(Data extracted from a collection)
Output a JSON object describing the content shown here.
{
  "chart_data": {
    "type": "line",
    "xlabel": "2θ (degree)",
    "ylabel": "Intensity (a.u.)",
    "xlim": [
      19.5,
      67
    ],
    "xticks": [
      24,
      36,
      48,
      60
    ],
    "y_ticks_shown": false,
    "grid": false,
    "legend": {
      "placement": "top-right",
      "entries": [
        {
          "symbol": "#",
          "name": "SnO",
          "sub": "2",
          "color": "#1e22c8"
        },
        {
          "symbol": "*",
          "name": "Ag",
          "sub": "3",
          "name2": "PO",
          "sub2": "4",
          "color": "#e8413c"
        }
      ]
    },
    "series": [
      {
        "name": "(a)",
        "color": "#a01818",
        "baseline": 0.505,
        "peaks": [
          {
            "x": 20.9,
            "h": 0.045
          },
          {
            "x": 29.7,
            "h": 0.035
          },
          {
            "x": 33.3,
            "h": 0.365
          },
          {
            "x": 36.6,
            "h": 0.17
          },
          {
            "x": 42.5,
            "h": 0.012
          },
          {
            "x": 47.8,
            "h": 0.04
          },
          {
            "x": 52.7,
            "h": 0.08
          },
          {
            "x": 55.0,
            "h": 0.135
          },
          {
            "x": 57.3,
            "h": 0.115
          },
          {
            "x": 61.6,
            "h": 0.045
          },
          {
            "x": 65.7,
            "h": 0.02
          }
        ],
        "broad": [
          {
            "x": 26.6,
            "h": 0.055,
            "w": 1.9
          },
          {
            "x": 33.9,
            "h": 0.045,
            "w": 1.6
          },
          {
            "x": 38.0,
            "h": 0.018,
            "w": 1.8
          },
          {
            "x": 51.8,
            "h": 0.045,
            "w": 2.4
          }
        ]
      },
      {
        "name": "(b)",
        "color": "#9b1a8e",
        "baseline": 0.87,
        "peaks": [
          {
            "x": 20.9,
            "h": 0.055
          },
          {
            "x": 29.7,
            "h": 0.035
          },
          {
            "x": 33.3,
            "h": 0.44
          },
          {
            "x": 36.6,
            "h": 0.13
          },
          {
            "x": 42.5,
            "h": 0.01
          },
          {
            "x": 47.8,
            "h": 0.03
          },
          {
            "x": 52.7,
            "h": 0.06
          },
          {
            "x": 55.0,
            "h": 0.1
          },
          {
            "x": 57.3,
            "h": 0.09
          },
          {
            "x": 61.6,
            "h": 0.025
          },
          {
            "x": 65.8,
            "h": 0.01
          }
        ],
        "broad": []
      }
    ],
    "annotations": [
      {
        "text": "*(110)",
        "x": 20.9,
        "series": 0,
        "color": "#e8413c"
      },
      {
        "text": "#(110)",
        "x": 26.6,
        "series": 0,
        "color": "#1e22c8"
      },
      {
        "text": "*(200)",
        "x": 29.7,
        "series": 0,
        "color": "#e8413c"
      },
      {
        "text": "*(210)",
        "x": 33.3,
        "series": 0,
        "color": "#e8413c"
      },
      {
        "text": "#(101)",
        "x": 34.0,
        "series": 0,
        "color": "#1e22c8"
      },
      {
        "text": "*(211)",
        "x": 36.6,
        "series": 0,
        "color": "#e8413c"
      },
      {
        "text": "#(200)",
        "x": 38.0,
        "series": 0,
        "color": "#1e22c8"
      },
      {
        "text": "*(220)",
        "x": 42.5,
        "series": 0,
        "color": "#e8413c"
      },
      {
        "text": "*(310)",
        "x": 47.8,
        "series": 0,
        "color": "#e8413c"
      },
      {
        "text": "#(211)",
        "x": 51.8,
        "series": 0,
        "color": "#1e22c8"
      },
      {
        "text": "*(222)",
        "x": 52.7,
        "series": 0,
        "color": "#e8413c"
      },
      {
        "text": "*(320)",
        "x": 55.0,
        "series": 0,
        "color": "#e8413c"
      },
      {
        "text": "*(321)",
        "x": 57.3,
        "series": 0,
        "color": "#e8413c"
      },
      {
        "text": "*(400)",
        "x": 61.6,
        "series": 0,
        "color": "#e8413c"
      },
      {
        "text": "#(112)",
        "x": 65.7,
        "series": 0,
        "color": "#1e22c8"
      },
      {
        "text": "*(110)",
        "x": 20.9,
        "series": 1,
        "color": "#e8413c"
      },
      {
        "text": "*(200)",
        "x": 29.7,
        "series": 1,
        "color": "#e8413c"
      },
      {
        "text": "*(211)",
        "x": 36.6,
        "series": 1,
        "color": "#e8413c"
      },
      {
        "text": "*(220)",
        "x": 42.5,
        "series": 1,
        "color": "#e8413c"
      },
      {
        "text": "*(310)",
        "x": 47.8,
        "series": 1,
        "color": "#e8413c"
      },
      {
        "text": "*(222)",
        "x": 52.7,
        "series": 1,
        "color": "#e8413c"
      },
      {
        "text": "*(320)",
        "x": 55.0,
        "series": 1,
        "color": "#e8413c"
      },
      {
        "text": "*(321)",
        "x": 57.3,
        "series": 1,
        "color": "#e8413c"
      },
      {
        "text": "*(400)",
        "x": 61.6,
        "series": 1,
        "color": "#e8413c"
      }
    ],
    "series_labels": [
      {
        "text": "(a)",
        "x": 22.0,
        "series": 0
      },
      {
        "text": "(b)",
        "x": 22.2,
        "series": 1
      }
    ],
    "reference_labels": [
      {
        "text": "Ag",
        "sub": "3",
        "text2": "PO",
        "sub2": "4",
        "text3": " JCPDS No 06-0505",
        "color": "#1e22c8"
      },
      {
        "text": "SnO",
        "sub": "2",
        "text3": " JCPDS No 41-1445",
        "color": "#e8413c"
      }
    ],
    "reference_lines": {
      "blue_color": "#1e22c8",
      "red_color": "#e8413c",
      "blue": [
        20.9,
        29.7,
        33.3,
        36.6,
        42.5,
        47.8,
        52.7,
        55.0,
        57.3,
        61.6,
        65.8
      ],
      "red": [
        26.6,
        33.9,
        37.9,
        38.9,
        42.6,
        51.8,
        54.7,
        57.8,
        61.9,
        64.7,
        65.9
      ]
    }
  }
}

### WRITTEN INSTRUCTION
Write the complete data out, exactly as above.

### ANSWER FOR THIS EXERCISE
Output a JSON object describing the content shown here.
{
  "chart_data": {
    "type": "line",
    "xlabel": "2θ (degree)",
    "ylabel": "Intensity (a.u.)",
    "xlim": [
      19.5,
      67
    ],
    "xticks": [
      24,
      36,
      48,
      60
    ],
    "y_ticks_shown": false,
    "grid": false,
    "legend": {
      "placement": "top-right",
      "entries": [
        {
          "symbol": "#",
          "name": "SnO",
          "sub": "2",
          "color": "#1e22c8"
        },
        {
          "symbol": "*",
          "name": "Ag",
          "sub": "3",
          "name2": "PO",
          "sub2": "4",
          "color": "#e8413c"
        }
      ]
    },
    "series": [
      {
        "name": "(a)",
        "color": "#a01818",
        "baseline": 0.505,
        "peaks": [
          {
            "x": 20.9,
            "h": 0.045
          },
          {
            "x": 29.7,
            "h": 0.035
          },
          {
            "x": 33.3,
            "h": 0.365
          },
          {
            "x": 36.6,
            "h": 0.17
          },
          {
            "x": 42.5,
            "h": 0.012
          },
          {
            "x": 47.8,
            "h": 0.04
          },
          {
            "x": 52.7,
            "h": 0.08
          },
          {
            "x": 55.0,
            "h": 0.135
          },
          {
            "x": 57.3,
            "h": 0.115
          },
          {
            "x": 61.6,
            "h": 0.045
          },
          {
            "x": 65.7,
            "h": 0.02
          }
        ],
        "broad": [
          {
            "x": 26.6,
            "h": 0.055,
            "w": 1.9
          },
          {
            "x": 33.9,
            "h": 0.045,
            "w": 1.6
          },
          {
            "x": 38.0,
            "h": 0.018,
            "w": 1.8
          },
          {
            "x": 51.8,
            "h": 0.045,
            "w": 2.4
          }
        ]
      },
      {
        "name": "(b)",
        "color": "#9b1a8e",
        "baseline": 0.87,
        "peaks": [
          {
            "x": 20.9,
            "h": 0.055
          },
          {
            "x": 29.7,
            "h": 0.035
          },
          {
            "x": 33.3,
            "h": 0.44
          },
          {
            "x": 36.6,
            "h": 0.13
          },
          {
            "x": 42.5,
            "h": 0.01
          },
          {
            "x": 47.8,
            "h": 0.03
          },
          {
            "x": 52.7,
            "h": 0.06
          },
          {
            "x": 55.0,
            "h": 0.1
          },
          {
            "x": 57.3,
            "h": 0.09
          },
          {
            "x": 61.6,
            "h": 0.025
          },
          {
            "x": 65.8,
            "h": 0.01
          }
        ],
        "broad": []
      }
    ],
    "annotations": [
      {
        "text": "*(110)",
        "x": 20.9,
        "series": 0,
        "color": "#e8413c"
      },
      {
        "text": "#(110)",
        "x": 26.6,
        "series": 0,
        "color": "#1e22c8"
      },
      {
        "text": "*(200)",
        "x": 29.7,
        "series": 0,
        "color": "#e8413c"
      },
      {
        "text": "*(210)",
        "x": 33.3,
        "series": 0,
        "color": "#e8413c"
      },
      {
        "text": "#(101)",
        "x": 34.0,
        "series": 0,
        "color": "#1e22c8"
      },
      {
        "text": "*(211)",
        "x": 36.6,
        "series": 0,
        "color": "#e8413c"
      },
      {
        "text": "#(200)",
        "x": 38.0,
        "series": 0,
        "color": "#1e22c8"
      },
      {
        "text": "*(220)",
        "x": 42.5,
        "series": 0,
        "color": "#e8413c"
      },
      {
        "text": "*(310)",
        "x": 47.8,
        "series": 0,
        "color": "#e8413c"
      },
      {
        "text": "#(211)",
        "x": 51.8,
        "series": 0,
        "color": "#1e22c8"
      },
      {
        "text": "*(222)",
        "x": 52.7,
        "series": 0,
        "color": "#e8413c"
      },
      {
        "text": "*(320)",
        "x": 55.0,
        "series": 0,
        "color": "#e8413c"
      },
      {
        "text": "*(321)",
        "x": 57.3,
        "series": 0,
        "color": "#e8413c"
      },
      {
        "text": "*(400)",
        "x": 61.6,
        "series": 0,
        "color": "#e8413c"
      },
      {
        "text": "#(112)",
        "x": 65.7,
        "series": 0,
        "color": "#1e22c8"
      },
      {
        "text": "*(110)",
        "x": 20.9,
        "series": 1,
        "color": "#e8413c"
      },
      {
        "text": "*(200)",
        "x": 29.7,
        "series": 1,
        "color": "#e8413c"
      },
      {
        "text": "*(211)",
        "x": 36.6,
        "series": 1,
        "color": "#e8413c"
      },
      {
        "text": "*(220)",
        "x": 42.5,
        "series": 1,
        "color": "#e8413c"
      },
      {
        "text": "*(310)",
        "x": 47.8,
        "series": 1,
        "color": "#e8413c"
      },
      {
        "text": "*(222)",
        "x": 52.7,
        "series": 1,
        "color": "#e8413c"
      },
      {
        "text": "*(320)",
        "x": 55.0,
        "series": 1,
        "color": "#e8413c"
      },
      {
        "text": "*(321)",
        "x": 57.3,
        "series": 1,
        "color": "#e8413c"
      },
      {
        "text": "*(400)",
        "x": 61.6,
        "series": 1,
        "color": "#e8413c"
      }
    ],
    "series_labels": [
      {
        "text": "(a)",
        "x": 22.0,
        "series": 0
      },
      {
        "text": "(b)",
        "x": 22.2,
        "series": 1
      }
    ],
    "reference_labels": [
      {
        "text": "Ag",
        "sub": "3",
        "text2": "PO",
        "sub2": "4",
        "text3": " JCPDS No 06-0505",
        "color": "#1e22c8"
      },
      {
        "text": "SnO",
        "sub": "2",
        "text3": " JCPDS No 41-1445",
        "color": "#e8413c"
      }
    ],
    "reference_lines": {
      "blue_color": "#1e22c8",
      "red_color": "#e8413c",
      "blue": [
        20.9,
        29.7,
        33.3,
        36.6,
        42.5,
        47.8,
        52.7,
        55.0,
        57.3,
        61.6,
        65.8
      ],
      "red": [
        26.6,
        33.9,
        37.9,
        38.9,
        42.6,
        51.8,
        54.7,
        57.8,
        61.9,
        64.7,
        65.9
      ]
    }
  }
}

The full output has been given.